Data for this task
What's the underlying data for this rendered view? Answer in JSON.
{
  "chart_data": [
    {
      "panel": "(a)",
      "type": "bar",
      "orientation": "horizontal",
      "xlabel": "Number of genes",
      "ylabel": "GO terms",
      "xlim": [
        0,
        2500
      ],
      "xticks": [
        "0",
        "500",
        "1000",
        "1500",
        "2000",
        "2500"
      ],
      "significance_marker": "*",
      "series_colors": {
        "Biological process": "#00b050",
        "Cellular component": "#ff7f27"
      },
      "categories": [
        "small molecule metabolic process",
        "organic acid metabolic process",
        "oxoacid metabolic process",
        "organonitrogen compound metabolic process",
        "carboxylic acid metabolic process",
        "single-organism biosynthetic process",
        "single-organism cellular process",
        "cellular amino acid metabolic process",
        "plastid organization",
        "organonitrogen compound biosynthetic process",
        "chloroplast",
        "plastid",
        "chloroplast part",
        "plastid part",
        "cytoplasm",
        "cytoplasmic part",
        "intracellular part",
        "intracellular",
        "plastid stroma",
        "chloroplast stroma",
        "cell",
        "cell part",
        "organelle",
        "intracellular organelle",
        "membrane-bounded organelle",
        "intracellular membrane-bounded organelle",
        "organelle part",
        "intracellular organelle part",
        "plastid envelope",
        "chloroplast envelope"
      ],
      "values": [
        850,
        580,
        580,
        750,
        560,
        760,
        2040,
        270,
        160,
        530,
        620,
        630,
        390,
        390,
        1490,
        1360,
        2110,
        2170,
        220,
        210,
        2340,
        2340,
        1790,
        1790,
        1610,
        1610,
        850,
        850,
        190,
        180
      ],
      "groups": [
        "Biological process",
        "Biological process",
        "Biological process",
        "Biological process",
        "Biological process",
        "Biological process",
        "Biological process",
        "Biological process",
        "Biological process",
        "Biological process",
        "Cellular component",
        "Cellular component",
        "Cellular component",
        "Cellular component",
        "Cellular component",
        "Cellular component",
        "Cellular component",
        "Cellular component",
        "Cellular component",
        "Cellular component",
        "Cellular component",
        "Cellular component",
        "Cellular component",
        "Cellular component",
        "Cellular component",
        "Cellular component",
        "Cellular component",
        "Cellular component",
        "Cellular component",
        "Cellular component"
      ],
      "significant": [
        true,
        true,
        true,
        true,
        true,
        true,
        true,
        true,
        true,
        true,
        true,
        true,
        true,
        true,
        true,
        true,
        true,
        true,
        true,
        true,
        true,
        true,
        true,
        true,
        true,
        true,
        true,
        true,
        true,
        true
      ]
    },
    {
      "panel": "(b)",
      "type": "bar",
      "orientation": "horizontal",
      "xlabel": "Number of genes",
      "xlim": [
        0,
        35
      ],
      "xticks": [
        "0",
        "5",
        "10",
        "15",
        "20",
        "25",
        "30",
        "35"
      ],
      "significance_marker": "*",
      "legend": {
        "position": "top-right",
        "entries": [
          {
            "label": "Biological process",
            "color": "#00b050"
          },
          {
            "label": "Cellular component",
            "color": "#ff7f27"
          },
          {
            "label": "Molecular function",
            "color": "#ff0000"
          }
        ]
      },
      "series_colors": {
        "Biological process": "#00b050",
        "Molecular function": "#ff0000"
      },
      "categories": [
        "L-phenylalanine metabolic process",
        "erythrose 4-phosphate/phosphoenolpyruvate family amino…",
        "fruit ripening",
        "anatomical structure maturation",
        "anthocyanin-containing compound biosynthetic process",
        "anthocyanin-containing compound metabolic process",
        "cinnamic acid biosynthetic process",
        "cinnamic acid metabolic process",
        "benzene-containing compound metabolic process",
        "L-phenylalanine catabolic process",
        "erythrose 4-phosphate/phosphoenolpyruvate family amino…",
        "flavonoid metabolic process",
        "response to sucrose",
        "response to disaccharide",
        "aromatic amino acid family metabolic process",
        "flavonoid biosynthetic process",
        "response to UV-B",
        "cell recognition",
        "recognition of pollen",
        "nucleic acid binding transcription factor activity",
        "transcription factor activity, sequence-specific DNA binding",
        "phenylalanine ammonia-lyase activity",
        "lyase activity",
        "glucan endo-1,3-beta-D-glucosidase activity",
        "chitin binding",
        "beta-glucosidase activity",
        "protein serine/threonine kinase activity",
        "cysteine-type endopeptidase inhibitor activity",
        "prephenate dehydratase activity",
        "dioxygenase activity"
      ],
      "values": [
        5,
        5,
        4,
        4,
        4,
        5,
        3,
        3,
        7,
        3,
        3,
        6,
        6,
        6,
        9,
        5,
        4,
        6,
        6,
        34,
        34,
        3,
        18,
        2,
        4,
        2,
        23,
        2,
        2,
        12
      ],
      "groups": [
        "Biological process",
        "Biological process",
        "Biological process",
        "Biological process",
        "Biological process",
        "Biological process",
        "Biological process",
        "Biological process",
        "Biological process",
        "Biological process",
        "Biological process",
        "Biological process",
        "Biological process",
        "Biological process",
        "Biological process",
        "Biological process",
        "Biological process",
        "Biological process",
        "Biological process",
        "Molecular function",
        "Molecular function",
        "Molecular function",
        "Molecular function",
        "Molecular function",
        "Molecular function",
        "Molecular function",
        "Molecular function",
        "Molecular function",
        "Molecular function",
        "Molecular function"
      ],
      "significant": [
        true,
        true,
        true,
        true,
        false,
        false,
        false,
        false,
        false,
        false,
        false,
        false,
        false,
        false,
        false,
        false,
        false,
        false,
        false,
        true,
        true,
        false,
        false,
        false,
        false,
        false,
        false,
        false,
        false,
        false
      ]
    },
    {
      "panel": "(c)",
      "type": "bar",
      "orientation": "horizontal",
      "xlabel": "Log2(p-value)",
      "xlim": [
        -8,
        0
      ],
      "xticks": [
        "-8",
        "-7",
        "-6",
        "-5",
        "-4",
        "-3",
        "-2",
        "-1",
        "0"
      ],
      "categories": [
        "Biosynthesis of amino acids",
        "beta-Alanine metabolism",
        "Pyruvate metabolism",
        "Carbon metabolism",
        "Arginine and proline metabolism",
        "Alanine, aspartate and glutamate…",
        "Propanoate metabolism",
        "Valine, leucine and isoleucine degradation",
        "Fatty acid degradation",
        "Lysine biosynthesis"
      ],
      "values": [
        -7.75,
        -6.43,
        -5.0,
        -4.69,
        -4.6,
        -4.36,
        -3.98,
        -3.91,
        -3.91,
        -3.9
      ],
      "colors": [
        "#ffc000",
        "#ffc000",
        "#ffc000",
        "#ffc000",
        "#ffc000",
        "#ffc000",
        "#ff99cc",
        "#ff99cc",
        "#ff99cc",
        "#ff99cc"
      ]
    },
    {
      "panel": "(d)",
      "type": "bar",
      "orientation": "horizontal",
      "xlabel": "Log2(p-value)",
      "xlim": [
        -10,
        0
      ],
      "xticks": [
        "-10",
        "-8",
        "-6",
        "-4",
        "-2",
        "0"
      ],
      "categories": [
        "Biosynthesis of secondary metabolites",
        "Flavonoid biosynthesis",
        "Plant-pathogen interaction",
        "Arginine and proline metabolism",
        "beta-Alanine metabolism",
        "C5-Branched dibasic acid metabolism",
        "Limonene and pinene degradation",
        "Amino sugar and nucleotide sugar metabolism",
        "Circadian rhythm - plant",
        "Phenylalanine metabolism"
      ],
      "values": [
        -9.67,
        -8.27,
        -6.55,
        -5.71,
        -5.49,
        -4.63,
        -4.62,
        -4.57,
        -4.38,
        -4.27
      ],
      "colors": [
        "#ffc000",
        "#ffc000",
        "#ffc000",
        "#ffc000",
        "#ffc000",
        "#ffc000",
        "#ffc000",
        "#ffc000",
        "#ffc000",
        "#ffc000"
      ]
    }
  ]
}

Task brief
Restate every entry above exactly as it stands.

Completed task
What's the underlying data for this rendered view? Answer in JSON.
{
  "chart_data": [
    {
      "panel": "(a)",
      "type": "bar",
      "orientation": "horizontal",
      "xlabel": "Number of genes",
      "ylabel": "GO terms",
      "xlim": [
        0,
        2500
      ],
      "xticks": [
        "0",
        "500",
        "1000",
        "1500",
        "2000",
        "2500"
      ],
      "significance_marker": "*",
      "series_colors": {
        "Biological process": "#00b050",
        "Cellular component": "#ff7f27"
      },
      "categories": [
        "small molecule metabolic process",
        "organic acid metabolic process",
        "oxoacid metabolic process",
        "organonitrogen compound metabolic process",
        "carboxylic acid metabolic process",
        "single-organism biosynthetic process",
        "single-organism cellular process",
        "cellular amino acid metabolic process",
        "plastid organization",
        "organonitrogen compound biosynthetic process",
        "chloroplast",
        "plastid",
        "chloroplast part",
        "plastid part",
        "cytoplasm",
        "cytoplasmic part",
        "intracellular part",
        "intracellular",
        "plastid stroma",
        "chloroplast stroma",
        "cell",
        "cell part",
        "organelle",
        "intracellular organelle",
        "membrane-bounded organelle",
        "intracellular membrane-bounded organelle",
        "organelle part",
        "intracellular organelle part",
        "plastid envelope",
        "chloroplast envelope"
      ],
      "values": [
        850,
        580,
        580,
        750,
        560,
        760,
        2040,
        270,
        160,
        530,
        620,
        630,
        390,
        390,
        1490,
        1360,
        2110,
        2170,
        220,
        210,
        2340,
        2340,
        1790,
        1790,
        1610,
        1610,
        850,
        850,
        190,
        180
      ],
      "groups": [
        "Biological process",
        "Biological process",
        "Biological process",
        "Biological process",
        "Biological process",
        "Biological process",
        "Biological process",
        "Biological process",
        "Biological process",
        "Biological process",
        "Cellular component",
        "Cellular component",
        "Cellular component",
        "Cellular component",
        "Cellular component",
        "Cellular component",
        "Cellular component",
        "Cellular component",
        "Cellular component",
        "Cellular component",
        "Cellular component",
        "Cellular component",
        "Cellular component",
        "Cellular component",
        "Cellular component",
        "Cellular component",
        "Cellular component",
        "Cellular component",
        "Cellular component",
        "Cellular component"
      ],
      "significant": [
        true,
        true,
        true,
        true,
        true,
        true,
        true,
        true,
        true,
        true,
        true,
        true,
        true,
        true,
        true,
        true,
        true,
        true,
        true,
        true,
        true,
        true,
        true,
        true,
        true,
        true,
        true,
        true,
        true,
        true
      ]
    },
    {
      "panel": "(b)",
      "type": "bar",
      "orientation": "horizontal",
      "xlabel": "Number of genes",
      "xlim": [
        0,
        35
      ],
      "xticks": [
        "0",
        "5",
        "10",
        "15",
        "20",
        "25",
        "30",
        "35"
      ],
      "significance_marker": "*",
      "legend": {
        "position": "top-right",
        "entries": [
          {
            "label": "Biological process",
            "color": "#00b050"
          },
          {
            "label": "Cellular component",
            "color": "#ff7f27"
          },
          {
            "label": "Molecular function",
            "color": "#ff0000"
          }
        ]
      },
      "series_colors": {
        "Biological process": "#00b050",
        "Molecular function": "#ff0000"
      },
      "categories": [
        "L-phenylalanine metabolic process",
        "erythrose 4-phosphate/phosphoenolpyruvate family amino…",
        "fruit ripening",
        "anatomical structure maturation",
        "anthocyanin-containing compound biosynthetic process",
        "anthocyanin-containing compound metabolic process",
        "cinnamic acid biosynthetic process",
        "cinnamic acid metabolic process",
        "benzene-containing compound metabolic process",
        "L-phenylalanine catabolic process",
        "erythrose 4-phosphate/phosphoenolpyruvate family amino…",
        "flavonoid metabolic process",
        "response to sucrose",
        "response to disaccharide",
        "aromatic amino acid family metabolic process",
        "flavonoid biosynthetic process",
        "response to UV-B",
        "cell recognition",
        "recognition of pollen",
        "nucleic acid binding transcription factor activity",
        "transcription factor activity, sequence-specific DNA binding",
        "phenylalanine ammonia-lyase activity",
        "lyase activity",
        "glucan endo-1,3-beta-D-glucosidase activity",
        "chitin binding",
        "beta-glucosidase activity",
        "protein serine/threonine kinase activity",
        "cysteine-type endopeptidase inhibitor activity",
        "prephenate dehydratase activity",
        "dioxygenase activity"
      ],
      "values": [
        5,
        5,
        4,
        4,
        4,
        5,
        3,
        3,
        7,
        3,
        3,
        6,
        6,
        6,
        9,
        5,
        4,
        6,
        6,
        34,
        34,
        3,
        18,
        2,
        4,
        2,
        23,
        2,
        2,
        12
      ],
      "groups": [
        "Biological process",
        "Biological process",
        "Biological process",
        "Biological process",
        "Biological process",
        "Biological process",
        "Biological process",
        "Biological process",
        "Biological process",
        "Biological process",
        "Biological process",
        "Biological process",
        "Biological process",
        "Biological process",
        "Biological process",
        "Biological process",
        "Biological process",
        "Biological process",
        "Biological process",
        "Molecular function",
        "Molecular function",
        "Molecular function",
        "Molecular function",
        "Molecular function",
        "Molecular function",
        "Molecular function",
        "Molecular function",
        "Molecular function",
        "Molecular function",
        "Molecular function"
      ],
      "significant": [
        true,
        true,
        true,
        true,
        false,
        false,
        false,
        false,
        false,
        false,
        false,
        false,
        false,
        false,
        false,
        false,
        false,
        false,
        false,
        true,
        true,
        false,
        false,
        false,
        false,
        false,
        false,
        false,
        false,
        false
      ]
    },
    {
      "panel": "(c)",
      "type": "bar",
      "orientation": "horizontal",
      "xlabel": "Log2(p-value)",
      "xlim": [
        -8,
        0
      ],
      "xticks": [
        "-8",
        "-7",
        "-6",
        "-5",
        "-4",
        "-3",
        "-2",
        "-1",
        "0"
      ],
      "categories": [
        "Biosynthesis of amino acids",
        "beta-Alanine metabolism",
        "Pyruvate metabolism",
        "Carbon metabolism",
        "Arginine and proline metabolism",
        "Alanine, aspartate and glutamate…",
        "Propanoate metabolism",
        "Valine, leucine and isoleucine degradation",
        "Fatty acid degradation",
        "Lysine biosynthesis"
      ],
      "values": [
        -7.75,
        -6.43,
        -5.0,
        -4.69,
        -4.6,
        -4.36,
        -3.98,
        -3.91,
        -3.91,
        -3.9
      ],
      "colors": [
        "#ffc000",
        "#ffc000",
        "#ffc000",
        "#ffc000",
        "#ffc000",
        "#ffc000",
        "#ff99cc",
        "#ff99cc",
        "#ff99cc",
        "#ff99cc"
      ]
    },
    {
      "panel": "(d)",
      "type": "bar",
      "orientation": "horizontal",
      "xlabel": "Log2(p-value)",
      "xlim": [
        -10,
        0
      ],
      "xticks": [
        "-10",
        "-8",
        "-6",
        "-4",
        "-2",
        "0"
      ],
      "categories": [
        "Biosynthesis of secondary metabolites",
        "Flavonoid biosynthesis",
        "Plant-pathogen interaction",
        "Arginine and proline metabolism",
        "beta-Alanine metabolism",
        "C5-Branched dibasic acid metabolism",
        "Limonene and pinene degradation",
        "Amino sugar and nucleotide sugar metabolism",
        "Circadian rhythm - plant",
        "Phenylalanine metabolism"
      ],
      "values": [
        -9.67,
        -8.27,
        -6.55,
        -5.71,
        -5.49,
        -4.63,
        -4.62,
        -4.57,
        -4.38,
        -4.27
      ],
      "colors": [
        "#ffc000",
        "#ffc000",
        "#ffc000",
        "#ffc000",
        "#ffc000",
        "#ffc000",
        "#ffc000",
        "#ffc000",
        "#ffc000",
        "#ffc000"
      ]
    }
  ]
}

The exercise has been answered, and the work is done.